Write out only the lines from the line that holds "What's the underlying" to the end of the listing below, inclusive, with the pictures omitted.

### Material supplied
>>>>

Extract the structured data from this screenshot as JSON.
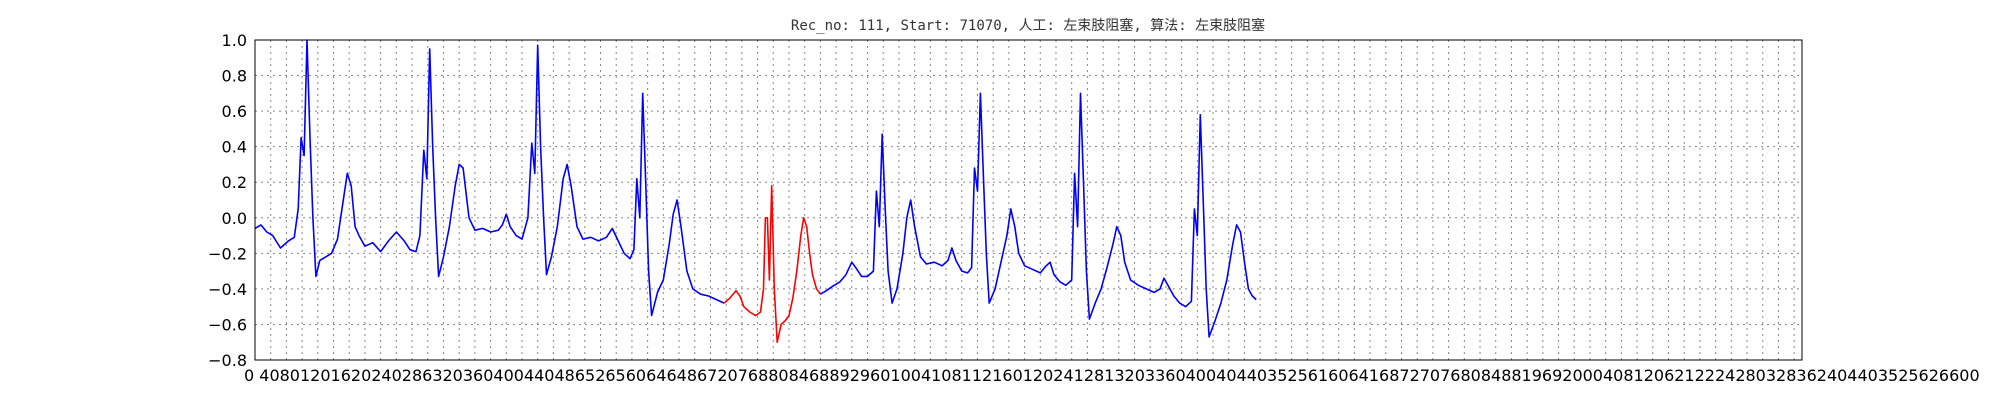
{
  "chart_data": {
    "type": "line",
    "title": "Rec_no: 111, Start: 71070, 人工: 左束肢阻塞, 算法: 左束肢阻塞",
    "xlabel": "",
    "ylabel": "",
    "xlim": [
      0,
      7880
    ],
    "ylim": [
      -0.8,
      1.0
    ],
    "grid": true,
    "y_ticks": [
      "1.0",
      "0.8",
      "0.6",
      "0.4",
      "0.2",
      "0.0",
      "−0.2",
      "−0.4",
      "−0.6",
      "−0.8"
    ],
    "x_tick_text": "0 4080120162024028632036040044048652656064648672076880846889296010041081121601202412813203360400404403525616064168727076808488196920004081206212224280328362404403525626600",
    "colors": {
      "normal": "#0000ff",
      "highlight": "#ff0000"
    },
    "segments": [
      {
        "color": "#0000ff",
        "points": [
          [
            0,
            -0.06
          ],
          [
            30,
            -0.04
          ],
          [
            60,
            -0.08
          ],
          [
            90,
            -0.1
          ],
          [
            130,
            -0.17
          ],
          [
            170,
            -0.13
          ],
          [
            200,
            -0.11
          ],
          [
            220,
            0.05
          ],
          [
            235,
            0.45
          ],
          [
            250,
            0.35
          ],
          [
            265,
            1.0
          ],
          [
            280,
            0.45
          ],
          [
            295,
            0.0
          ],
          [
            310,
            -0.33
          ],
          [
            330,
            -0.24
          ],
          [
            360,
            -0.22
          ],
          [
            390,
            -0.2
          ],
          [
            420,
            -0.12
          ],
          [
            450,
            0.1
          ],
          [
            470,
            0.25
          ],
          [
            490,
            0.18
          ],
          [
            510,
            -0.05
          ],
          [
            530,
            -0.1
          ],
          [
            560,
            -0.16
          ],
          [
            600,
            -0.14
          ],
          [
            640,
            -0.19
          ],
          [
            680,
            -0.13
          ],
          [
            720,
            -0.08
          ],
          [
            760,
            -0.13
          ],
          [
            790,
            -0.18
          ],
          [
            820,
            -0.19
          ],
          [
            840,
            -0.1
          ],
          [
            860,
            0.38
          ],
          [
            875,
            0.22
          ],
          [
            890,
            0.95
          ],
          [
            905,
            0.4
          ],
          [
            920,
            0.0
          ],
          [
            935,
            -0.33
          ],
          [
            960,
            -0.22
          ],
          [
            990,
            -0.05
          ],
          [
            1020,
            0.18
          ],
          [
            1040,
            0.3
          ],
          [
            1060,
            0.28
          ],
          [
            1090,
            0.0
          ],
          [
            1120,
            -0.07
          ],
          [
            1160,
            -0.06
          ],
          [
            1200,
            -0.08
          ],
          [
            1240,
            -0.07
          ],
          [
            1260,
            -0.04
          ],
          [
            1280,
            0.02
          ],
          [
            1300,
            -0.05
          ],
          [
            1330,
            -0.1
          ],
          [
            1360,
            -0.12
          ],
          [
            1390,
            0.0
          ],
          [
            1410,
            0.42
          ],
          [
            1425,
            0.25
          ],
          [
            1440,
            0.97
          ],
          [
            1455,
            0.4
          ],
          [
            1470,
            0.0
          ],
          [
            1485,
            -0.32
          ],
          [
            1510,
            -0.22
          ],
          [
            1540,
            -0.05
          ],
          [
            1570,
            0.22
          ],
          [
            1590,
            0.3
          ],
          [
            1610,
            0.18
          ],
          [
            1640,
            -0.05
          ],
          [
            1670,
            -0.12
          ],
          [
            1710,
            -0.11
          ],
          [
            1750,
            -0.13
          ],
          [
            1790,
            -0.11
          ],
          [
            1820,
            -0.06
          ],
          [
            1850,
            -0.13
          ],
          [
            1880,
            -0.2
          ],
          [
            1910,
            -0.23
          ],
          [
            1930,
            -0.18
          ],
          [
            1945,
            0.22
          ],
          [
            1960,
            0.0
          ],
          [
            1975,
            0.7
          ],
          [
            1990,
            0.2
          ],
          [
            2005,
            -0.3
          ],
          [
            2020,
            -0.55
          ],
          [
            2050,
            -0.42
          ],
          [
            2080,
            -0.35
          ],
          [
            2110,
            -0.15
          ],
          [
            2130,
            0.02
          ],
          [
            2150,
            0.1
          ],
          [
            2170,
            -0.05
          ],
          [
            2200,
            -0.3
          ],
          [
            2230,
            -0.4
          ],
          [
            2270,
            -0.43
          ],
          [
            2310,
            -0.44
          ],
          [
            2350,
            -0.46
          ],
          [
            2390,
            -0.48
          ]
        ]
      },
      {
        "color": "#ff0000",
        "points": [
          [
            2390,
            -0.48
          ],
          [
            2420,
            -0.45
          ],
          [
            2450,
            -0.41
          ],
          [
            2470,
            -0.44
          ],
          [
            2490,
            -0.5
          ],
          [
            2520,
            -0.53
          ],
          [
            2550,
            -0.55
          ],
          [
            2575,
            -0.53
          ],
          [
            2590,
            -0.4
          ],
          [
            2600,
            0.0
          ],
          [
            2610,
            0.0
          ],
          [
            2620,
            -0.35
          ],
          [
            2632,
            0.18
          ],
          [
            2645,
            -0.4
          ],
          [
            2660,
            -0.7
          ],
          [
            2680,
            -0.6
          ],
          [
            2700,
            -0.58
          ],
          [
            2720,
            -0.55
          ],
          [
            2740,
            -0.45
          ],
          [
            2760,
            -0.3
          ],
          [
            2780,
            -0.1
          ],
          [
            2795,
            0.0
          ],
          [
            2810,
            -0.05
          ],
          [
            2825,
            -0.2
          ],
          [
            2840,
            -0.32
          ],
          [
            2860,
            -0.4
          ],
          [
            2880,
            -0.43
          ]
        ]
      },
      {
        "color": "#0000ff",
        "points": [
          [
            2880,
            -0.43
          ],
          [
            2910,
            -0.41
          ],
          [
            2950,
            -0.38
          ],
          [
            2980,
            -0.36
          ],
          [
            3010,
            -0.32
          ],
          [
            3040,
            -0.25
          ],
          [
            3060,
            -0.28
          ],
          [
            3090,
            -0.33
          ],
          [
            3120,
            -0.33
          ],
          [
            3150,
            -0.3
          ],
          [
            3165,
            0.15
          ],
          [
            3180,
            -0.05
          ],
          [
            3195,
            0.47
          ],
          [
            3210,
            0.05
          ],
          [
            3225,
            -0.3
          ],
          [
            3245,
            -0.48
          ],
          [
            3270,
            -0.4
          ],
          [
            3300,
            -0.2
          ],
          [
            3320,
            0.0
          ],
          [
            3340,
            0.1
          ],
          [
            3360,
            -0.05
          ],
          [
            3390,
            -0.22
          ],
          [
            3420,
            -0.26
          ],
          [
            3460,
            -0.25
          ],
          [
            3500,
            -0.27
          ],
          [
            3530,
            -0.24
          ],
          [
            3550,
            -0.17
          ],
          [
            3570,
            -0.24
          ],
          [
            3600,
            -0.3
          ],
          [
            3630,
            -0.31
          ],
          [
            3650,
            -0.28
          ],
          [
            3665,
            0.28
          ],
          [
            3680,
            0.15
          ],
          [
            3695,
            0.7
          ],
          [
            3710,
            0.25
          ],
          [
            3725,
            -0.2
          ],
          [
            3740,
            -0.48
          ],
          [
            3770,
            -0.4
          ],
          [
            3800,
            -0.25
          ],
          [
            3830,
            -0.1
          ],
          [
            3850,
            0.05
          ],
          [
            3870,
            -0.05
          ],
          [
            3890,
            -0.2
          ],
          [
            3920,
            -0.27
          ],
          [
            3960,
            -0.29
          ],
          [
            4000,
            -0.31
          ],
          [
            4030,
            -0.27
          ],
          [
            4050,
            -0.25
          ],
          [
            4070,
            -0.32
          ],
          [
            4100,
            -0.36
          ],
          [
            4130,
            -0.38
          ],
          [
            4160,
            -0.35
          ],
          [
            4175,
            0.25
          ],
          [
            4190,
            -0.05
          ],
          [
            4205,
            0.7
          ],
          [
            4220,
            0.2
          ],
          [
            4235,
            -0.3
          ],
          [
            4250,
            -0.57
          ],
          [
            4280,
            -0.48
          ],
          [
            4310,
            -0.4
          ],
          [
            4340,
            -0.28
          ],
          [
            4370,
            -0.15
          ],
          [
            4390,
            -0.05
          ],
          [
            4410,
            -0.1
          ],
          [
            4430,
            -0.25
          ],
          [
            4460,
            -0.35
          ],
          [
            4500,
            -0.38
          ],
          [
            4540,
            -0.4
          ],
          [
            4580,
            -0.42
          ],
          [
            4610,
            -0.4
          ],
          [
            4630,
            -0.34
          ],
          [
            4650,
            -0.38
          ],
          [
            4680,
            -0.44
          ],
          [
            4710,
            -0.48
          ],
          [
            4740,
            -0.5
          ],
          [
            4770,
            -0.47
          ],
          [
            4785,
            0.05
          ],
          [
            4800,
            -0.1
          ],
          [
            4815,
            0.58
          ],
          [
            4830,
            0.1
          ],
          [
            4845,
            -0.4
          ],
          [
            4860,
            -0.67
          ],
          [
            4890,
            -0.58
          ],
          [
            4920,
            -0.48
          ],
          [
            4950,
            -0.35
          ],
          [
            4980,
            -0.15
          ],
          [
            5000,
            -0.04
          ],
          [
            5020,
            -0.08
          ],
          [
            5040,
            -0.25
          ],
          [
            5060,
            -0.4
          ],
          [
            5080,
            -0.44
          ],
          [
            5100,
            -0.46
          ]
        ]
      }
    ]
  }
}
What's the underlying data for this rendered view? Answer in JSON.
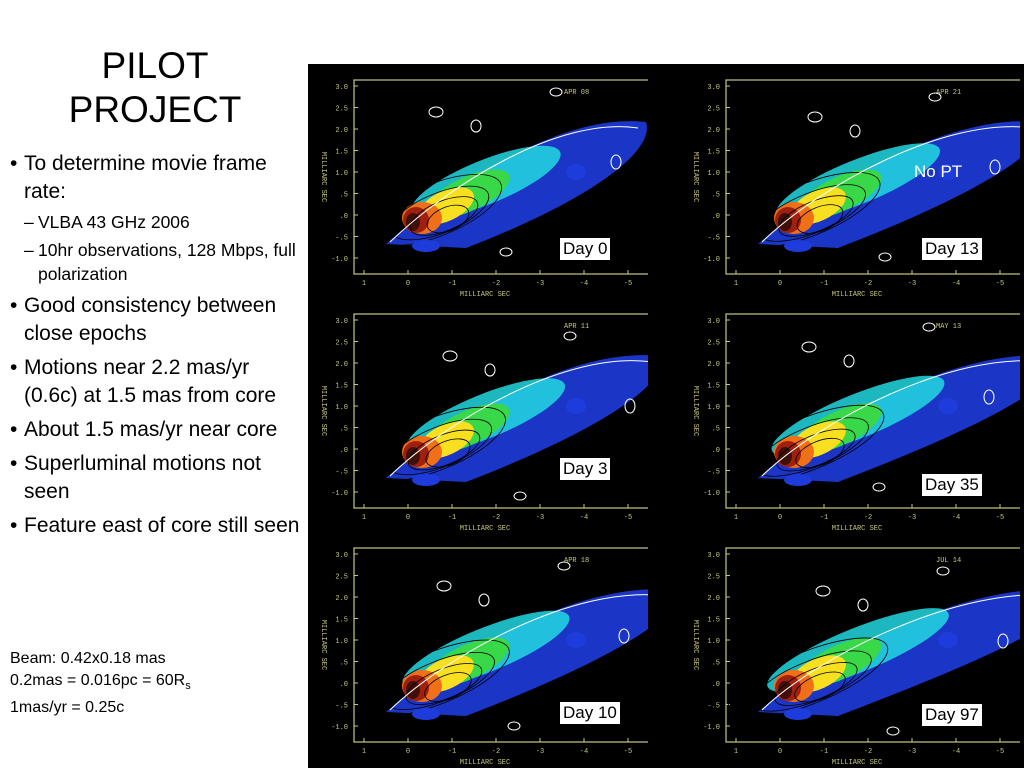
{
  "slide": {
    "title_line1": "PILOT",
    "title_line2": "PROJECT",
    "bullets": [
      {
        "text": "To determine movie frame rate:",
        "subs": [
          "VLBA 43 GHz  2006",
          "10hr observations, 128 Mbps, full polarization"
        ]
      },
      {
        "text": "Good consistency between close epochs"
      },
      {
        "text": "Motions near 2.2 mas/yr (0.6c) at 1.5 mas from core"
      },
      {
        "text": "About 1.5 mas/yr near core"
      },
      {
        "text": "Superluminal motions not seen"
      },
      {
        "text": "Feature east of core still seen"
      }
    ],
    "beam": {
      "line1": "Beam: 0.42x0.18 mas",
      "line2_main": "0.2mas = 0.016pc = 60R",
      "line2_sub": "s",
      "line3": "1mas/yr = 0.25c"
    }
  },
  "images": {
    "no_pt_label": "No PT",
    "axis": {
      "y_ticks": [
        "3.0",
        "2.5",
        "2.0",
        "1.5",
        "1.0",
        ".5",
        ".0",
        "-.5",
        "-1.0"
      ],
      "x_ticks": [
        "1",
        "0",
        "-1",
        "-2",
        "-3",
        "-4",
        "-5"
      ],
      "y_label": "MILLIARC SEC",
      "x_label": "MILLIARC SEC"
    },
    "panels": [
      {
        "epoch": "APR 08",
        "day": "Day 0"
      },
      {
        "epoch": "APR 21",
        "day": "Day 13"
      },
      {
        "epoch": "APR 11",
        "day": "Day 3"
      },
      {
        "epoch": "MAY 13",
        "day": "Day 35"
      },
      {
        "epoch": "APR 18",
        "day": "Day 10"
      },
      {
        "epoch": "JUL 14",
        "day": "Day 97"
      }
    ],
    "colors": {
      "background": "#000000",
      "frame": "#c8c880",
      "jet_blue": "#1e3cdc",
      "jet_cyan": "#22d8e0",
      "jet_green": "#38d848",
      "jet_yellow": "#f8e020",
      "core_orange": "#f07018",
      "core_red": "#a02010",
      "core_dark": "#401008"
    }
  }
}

<<<<

### Exercise answer
What's the underlying data for this rendered view? Answer in JSON.
{
  "slide": {
    "title_line1": "PILOT",
    "title_line2": "PROJECT",
    "bullets": [
      {
        "text": "To determine movie frame rate:",
        "subs": [
          "VLBA 43 GHz  2006",
          "10hr observations, 128 Mbps, full polarization"
        ]
      },
      {
        "text": "Good consistency between close epochs"
      },
      {
        "text": "Motions near 2.2 mas/yr (0.6c) at 1.5 mas from core"
      },
      {
        "text": "About 1.5 mas/yr near core"
      },
      {
        "text": "Superluminal motions not seen"
      },
      {
        "text": "Feature east of core still seen"
      }
    ],
    "beam": {
      "line1": "Beam: 0.42x0.18 mas",
      "line2_main": "0.2mas = 0.016pc = 60R",
      "line2_sub": "s",
      "line3": "1mas/yr = 0.25c"
    }
  },
  "images": {
    "no_pt_label": "No PT",
    "axis": {
      "y_ticks": [
        "3.0",
        "2.5",
        "2.0",
        "1.5",
        "1.0",
        ".5",
        ".0",
        "-.5",
        "-1.0"
      ],
      "x_ticks": [
        "1",
        "0",
        "-1",
        "-2",
        "-3",
        "-4",
        "-5"
      ],
      "y_label": "MILLIARC SEC",
      "x_label": "MILLIARC SEC"
    },
    "panels": [
      {
        "epoch": "APR 08",
        "day": "Day 0"
      },
      {
        "epoch": "APR 21",
        "day": "Day 13"
      },
      {
        "epoch": "APR 11",
        "day": "Day 3"
      },
      {
        "epoch": "MAY 13",
        "day": "Day 35"
      },
      {
        "epoch": "APR 18",
        "day": "Day 10"
      },
      {
        "epoch": "JUL 14",
        "day": "Day 97"
      }
    ],
    "colors": {
      "background": "#000000",
      "frame": "#c8c880",
      "jet_blue": "#1e3cdc",
      "jet_cyan": "#22d8e0",
      "jet_green": "#38d848",
      "jet_yellow": "#f8e020",
      "core_orange": "#f07018",
      "core_red": "#a02010",
      "core_dark": "#401008"
    }
  }
}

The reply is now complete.